- **Requirement**: Pull out each line of the records holding the string "ffffff".

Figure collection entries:
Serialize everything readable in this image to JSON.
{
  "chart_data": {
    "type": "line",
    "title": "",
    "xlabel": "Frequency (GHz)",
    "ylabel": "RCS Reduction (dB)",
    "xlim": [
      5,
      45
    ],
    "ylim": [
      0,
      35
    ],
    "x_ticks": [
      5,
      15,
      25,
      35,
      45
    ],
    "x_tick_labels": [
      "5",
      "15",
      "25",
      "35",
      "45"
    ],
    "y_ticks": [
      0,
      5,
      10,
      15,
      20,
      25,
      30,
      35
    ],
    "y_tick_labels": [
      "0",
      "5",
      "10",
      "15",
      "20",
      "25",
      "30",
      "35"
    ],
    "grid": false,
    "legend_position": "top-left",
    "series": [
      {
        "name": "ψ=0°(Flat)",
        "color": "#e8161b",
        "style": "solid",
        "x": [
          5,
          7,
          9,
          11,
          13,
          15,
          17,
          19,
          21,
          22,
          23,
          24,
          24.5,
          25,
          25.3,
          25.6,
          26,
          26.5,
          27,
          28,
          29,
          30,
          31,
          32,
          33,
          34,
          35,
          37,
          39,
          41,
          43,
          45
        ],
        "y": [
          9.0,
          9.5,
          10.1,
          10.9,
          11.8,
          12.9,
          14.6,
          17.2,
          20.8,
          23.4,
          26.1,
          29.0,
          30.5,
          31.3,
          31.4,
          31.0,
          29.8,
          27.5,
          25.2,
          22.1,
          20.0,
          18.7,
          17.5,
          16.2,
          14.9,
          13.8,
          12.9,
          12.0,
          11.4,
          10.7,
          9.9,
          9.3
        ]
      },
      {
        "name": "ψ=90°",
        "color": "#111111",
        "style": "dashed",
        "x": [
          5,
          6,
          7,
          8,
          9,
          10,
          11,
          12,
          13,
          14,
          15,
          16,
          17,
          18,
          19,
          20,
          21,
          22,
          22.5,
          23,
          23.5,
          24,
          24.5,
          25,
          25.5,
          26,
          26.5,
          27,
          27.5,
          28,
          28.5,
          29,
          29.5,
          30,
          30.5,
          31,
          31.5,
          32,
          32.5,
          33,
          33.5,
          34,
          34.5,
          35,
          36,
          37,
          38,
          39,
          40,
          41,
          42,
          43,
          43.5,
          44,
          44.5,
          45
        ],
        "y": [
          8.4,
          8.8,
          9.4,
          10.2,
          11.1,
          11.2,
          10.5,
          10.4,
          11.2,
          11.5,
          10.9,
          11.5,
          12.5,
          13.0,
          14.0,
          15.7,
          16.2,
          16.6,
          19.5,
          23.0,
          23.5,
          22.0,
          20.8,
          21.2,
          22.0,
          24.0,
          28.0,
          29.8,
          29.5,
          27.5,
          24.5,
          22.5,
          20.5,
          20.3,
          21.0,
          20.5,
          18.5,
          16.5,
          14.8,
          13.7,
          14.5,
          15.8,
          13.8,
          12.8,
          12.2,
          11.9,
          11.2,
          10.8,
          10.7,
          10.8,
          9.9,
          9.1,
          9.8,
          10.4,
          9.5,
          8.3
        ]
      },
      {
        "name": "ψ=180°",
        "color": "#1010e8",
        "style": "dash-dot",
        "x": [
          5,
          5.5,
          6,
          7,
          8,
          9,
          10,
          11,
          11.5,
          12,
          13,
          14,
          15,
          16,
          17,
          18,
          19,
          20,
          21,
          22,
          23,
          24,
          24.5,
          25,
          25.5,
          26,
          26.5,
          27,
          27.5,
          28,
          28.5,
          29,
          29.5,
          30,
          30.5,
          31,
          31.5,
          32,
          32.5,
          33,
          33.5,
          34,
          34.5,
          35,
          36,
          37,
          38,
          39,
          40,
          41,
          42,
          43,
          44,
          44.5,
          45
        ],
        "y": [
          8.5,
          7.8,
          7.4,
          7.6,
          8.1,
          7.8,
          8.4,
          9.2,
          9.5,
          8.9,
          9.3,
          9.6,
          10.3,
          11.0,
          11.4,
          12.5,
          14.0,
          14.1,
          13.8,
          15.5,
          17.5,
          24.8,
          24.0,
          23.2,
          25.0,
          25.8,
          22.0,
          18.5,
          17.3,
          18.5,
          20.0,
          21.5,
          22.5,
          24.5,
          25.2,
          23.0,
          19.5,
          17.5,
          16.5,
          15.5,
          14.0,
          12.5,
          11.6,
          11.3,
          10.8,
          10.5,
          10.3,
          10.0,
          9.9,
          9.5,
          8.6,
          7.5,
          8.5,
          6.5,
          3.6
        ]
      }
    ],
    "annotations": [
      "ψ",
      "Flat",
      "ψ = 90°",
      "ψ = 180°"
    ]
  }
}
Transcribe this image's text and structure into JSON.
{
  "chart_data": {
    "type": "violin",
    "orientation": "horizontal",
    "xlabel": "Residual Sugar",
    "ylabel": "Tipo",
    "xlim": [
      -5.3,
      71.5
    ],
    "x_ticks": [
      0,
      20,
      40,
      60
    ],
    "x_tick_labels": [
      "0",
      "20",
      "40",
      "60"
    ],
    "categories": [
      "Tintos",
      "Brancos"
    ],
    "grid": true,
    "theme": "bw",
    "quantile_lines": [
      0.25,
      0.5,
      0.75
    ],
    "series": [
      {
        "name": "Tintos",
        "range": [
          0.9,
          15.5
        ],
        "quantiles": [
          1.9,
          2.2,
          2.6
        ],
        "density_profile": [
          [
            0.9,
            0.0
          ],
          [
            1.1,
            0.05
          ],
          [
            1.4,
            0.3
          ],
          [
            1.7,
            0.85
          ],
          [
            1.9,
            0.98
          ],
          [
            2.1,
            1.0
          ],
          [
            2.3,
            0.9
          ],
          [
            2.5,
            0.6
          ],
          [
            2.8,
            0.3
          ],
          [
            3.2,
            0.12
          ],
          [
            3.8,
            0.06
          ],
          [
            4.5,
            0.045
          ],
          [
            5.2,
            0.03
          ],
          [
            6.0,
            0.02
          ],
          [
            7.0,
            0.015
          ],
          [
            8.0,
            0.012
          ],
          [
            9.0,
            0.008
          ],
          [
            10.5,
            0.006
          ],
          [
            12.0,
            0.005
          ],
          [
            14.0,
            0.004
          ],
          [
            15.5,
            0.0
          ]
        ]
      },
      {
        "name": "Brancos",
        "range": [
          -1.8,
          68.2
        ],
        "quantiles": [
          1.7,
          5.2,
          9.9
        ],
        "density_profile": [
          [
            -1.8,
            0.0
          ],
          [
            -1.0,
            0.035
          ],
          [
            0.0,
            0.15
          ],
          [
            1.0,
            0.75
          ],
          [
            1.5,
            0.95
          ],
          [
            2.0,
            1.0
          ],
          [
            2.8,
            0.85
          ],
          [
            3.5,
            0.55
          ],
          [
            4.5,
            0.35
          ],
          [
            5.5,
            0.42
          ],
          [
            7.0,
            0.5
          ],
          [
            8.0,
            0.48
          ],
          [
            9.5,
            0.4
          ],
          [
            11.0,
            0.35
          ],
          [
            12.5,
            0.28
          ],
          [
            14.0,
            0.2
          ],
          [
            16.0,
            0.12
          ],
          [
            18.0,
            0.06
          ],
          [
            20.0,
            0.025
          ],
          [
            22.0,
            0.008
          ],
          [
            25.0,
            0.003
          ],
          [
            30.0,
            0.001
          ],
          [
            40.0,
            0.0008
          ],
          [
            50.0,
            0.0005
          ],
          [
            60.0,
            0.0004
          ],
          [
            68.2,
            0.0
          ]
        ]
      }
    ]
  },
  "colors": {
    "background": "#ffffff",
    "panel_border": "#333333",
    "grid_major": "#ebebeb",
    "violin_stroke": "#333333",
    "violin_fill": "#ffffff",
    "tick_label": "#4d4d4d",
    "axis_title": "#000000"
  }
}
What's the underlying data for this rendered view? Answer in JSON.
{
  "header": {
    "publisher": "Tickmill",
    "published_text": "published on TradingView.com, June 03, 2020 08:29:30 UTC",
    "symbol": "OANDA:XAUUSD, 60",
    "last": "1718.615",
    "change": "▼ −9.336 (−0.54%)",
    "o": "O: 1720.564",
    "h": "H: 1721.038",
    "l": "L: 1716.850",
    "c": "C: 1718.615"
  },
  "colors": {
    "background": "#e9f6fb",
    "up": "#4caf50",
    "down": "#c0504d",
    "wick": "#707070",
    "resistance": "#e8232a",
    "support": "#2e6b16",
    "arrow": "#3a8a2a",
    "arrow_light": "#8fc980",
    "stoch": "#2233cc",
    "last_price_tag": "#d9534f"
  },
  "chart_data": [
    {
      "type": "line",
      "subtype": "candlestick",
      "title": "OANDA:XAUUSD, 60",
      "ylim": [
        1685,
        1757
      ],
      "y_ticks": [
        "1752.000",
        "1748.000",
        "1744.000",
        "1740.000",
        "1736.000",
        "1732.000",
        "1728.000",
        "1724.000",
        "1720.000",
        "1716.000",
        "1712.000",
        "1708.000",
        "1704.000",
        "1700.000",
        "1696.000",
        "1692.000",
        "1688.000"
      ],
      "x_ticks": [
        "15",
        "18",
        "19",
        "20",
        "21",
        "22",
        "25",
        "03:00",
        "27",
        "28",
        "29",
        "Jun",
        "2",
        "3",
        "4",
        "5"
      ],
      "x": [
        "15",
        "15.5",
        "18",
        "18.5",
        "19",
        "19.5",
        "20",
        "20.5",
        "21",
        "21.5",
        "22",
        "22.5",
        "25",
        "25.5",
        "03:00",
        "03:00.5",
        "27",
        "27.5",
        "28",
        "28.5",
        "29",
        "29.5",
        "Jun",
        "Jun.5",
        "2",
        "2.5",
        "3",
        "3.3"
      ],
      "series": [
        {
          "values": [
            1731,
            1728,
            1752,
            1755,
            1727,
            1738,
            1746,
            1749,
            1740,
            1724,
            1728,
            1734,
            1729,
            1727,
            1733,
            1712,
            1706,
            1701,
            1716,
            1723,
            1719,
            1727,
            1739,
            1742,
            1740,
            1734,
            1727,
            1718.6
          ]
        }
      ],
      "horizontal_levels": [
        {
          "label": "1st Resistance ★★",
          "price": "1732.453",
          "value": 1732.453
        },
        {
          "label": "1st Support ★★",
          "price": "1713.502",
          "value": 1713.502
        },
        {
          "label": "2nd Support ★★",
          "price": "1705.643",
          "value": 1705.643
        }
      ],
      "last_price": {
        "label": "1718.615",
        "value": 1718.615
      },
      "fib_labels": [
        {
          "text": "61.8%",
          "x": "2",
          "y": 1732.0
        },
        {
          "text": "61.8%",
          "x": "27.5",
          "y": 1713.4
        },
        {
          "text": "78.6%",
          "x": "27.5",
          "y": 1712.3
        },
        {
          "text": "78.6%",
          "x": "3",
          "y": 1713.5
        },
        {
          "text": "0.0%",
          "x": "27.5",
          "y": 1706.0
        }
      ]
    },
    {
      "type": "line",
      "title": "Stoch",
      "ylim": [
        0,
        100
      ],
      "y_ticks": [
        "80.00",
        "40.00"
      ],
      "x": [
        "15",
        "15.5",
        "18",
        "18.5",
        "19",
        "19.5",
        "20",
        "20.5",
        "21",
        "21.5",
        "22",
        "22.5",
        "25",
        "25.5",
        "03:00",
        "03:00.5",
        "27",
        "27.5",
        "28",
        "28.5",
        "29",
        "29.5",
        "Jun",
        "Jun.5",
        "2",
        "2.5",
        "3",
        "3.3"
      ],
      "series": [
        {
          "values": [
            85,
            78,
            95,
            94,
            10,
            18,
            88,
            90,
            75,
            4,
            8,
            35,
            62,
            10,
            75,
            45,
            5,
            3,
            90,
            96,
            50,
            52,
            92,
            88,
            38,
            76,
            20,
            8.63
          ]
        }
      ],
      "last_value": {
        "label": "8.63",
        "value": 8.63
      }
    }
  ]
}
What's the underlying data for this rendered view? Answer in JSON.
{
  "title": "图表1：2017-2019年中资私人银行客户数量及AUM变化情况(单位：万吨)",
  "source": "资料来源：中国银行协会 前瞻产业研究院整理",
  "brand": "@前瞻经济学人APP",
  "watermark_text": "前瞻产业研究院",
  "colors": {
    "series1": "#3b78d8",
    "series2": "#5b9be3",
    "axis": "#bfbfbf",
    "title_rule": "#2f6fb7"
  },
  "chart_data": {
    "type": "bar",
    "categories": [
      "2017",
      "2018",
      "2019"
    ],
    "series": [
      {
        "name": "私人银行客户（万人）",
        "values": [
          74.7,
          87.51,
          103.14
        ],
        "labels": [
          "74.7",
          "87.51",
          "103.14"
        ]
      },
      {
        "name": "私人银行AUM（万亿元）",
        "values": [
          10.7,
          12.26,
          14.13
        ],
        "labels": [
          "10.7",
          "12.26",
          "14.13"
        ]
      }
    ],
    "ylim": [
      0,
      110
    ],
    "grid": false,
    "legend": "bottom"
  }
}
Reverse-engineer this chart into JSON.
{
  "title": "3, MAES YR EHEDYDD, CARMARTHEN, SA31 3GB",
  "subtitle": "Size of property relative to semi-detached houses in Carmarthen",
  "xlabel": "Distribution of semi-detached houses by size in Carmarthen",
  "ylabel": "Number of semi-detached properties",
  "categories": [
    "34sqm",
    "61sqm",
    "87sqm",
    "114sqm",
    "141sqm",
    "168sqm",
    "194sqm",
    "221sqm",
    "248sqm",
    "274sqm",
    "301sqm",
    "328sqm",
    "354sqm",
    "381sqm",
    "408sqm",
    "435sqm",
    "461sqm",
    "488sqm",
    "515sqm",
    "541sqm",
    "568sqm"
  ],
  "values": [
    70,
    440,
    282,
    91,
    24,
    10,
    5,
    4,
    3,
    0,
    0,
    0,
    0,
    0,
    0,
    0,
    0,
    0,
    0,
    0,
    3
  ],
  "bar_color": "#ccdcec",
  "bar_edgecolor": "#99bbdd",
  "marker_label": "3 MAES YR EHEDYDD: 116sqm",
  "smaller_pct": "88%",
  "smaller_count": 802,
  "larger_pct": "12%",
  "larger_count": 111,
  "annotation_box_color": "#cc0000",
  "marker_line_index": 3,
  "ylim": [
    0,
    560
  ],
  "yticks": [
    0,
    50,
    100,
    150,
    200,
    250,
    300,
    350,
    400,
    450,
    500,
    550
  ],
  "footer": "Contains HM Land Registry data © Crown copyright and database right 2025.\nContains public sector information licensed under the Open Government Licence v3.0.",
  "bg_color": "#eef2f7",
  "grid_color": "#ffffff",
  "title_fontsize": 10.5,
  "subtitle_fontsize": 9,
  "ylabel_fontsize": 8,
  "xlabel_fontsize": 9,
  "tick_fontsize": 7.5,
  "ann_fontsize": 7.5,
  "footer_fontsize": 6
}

- **Final result**:
    "background": "#ffffff",
    "violin_fill": "#ffffff",
  "grid_color": "#ffffff",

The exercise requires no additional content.